[DATA]
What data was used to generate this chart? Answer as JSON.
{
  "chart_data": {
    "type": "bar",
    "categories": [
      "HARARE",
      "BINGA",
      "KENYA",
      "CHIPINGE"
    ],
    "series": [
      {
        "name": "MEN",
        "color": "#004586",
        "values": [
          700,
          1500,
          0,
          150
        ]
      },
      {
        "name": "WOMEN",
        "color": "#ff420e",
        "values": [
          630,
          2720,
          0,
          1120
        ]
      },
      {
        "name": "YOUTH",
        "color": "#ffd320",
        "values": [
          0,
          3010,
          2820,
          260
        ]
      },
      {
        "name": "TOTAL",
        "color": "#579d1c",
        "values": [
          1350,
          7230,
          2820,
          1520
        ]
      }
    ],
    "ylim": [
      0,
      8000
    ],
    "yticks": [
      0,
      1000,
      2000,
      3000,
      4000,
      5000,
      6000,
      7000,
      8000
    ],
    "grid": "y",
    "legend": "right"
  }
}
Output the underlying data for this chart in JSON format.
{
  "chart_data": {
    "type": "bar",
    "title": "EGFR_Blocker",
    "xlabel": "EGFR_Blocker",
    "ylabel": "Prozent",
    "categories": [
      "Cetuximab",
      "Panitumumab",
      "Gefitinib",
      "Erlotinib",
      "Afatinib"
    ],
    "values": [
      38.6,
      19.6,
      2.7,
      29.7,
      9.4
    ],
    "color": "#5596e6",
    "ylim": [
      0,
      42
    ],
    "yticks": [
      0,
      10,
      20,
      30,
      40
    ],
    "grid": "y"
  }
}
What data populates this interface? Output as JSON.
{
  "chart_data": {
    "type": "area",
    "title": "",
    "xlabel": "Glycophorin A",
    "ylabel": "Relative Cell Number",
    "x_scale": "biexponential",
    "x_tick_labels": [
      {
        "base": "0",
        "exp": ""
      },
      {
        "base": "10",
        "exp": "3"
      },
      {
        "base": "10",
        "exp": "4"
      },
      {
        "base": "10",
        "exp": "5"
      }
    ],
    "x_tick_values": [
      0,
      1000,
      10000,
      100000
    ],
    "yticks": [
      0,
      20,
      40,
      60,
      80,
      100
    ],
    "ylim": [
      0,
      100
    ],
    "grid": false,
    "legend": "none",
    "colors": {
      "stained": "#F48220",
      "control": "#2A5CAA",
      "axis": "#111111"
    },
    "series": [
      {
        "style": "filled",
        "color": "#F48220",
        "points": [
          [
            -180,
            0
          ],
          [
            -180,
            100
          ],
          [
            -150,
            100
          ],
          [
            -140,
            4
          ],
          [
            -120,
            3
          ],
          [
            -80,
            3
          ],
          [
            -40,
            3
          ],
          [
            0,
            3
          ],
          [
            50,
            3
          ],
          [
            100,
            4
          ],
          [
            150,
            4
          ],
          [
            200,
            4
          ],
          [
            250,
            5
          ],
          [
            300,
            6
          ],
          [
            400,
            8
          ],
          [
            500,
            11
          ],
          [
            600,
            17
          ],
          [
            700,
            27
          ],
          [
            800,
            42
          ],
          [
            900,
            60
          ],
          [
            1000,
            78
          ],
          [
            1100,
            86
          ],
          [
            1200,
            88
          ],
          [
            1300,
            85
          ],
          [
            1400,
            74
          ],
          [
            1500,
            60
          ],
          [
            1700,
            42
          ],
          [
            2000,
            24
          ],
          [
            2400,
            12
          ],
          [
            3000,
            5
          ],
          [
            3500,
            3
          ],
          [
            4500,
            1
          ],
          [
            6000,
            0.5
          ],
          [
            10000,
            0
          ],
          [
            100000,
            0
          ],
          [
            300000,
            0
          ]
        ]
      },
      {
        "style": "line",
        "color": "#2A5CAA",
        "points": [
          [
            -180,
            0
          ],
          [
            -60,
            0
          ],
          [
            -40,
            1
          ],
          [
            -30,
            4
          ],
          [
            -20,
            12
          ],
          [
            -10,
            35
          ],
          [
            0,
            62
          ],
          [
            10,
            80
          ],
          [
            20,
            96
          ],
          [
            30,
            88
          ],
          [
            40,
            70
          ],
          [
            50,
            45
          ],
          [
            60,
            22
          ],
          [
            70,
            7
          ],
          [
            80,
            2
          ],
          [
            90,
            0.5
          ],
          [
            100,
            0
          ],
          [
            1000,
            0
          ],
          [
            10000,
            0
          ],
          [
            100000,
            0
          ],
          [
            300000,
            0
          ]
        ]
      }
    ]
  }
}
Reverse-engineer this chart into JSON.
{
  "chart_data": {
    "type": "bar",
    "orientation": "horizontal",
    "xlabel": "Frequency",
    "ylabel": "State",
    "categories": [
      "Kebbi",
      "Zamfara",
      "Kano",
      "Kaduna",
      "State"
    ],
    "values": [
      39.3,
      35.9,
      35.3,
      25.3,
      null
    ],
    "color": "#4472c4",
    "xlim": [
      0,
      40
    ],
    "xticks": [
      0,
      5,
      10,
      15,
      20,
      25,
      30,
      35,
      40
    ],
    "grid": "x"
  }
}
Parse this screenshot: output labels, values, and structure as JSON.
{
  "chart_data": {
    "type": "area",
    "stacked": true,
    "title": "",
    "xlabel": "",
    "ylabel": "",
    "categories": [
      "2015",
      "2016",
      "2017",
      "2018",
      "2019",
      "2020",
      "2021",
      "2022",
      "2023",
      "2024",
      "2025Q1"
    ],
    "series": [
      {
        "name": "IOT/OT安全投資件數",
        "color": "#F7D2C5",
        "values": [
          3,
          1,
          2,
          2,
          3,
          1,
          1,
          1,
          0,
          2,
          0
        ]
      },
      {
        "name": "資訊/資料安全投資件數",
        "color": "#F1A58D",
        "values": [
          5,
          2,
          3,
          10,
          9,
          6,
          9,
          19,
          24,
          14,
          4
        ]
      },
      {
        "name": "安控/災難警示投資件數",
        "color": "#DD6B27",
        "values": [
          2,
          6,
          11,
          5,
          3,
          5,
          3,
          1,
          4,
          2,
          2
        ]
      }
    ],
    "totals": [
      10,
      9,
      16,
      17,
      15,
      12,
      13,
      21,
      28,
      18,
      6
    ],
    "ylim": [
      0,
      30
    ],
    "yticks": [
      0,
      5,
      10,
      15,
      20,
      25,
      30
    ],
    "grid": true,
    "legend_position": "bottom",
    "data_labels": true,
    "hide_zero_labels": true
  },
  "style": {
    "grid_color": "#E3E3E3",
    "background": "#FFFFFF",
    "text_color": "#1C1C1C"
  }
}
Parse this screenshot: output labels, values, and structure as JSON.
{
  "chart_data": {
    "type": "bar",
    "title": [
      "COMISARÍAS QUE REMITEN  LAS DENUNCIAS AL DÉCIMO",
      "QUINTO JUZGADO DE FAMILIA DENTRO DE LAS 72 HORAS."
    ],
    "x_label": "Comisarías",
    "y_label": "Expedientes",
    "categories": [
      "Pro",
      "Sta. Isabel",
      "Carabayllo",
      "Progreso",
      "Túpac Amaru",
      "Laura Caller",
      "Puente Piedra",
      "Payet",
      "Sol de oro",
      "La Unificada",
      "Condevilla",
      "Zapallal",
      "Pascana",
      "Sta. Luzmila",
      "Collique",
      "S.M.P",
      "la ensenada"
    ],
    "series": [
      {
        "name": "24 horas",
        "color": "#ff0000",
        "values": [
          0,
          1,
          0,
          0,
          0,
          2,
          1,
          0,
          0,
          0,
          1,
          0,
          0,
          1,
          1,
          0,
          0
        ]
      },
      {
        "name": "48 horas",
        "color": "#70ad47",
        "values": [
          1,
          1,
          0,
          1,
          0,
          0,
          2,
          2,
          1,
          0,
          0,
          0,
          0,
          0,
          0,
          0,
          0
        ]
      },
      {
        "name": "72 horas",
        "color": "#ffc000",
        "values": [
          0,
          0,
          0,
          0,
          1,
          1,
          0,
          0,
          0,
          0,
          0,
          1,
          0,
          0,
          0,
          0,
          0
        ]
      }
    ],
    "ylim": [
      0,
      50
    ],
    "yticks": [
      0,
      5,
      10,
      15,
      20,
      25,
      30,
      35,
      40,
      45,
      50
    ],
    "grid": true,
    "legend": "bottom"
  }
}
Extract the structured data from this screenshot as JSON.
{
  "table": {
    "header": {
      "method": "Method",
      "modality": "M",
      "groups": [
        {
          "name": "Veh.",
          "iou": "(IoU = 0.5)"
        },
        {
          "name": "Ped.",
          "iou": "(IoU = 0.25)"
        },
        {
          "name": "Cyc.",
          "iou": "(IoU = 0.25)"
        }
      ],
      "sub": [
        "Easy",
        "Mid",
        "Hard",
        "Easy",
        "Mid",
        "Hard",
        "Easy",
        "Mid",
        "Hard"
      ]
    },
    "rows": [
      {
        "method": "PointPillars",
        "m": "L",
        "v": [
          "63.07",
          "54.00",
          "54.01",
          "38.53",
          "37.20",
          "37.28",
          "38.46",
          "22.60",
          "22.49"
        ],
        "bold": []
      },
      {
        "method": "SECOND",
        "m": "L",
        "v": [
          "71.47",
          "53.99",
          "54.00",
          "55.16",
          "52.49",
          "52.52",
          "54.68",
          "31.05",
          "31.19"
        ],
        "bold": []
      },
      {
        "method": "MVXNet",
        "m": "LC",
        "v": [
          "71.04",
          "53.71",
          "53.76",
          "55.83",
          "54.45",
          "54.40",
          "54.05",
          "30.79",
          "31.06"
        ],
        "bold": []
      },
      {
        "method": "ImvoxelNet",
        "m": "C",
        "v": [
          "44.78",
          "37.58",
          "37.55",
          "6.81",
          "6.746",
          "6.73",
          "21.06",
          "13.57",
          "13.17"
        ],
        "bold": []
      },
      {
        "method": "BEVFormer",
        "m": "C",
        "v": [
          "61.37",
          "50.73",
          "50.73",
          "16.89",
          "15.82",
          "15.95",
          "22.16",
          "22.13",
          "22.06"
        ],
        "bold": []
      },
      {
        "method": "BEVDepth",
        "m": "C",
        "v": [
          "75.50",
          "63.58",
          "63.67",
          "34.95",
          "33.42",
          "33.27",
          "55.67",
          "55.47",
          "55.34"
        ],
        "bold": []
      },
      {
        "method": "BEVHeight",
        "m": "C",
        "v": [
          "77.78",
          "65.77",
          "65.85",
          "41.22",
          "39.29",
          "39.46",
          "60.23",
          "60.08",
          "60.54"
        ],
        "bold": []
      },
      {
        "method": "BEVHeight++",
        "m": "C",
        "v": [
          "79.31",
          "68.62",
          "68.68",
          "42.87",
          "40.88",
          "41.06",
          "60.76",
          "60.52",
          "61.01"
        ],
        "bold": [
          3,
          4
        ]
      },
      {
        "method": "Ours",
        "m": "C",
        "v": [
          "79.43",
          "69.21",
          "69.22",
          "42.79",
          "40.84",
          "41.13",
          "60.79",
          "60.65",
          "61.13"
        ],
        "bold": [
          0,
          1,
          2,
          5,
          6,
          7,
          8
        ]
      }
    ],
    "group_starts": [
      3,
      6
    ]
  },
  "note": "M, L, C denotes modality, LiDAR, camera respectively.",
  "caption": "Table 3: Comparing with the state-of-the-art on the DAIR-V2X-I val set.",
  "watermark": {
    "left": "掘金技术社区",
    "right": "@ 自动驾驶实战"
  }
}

[GOAL] Copy out all lines above that include the string "modality".

[SOLUTION TO THE PROBLEM]
      "modality": "M",
  "note": "M, L, C denotes modality, LiDAR, camera respectively.",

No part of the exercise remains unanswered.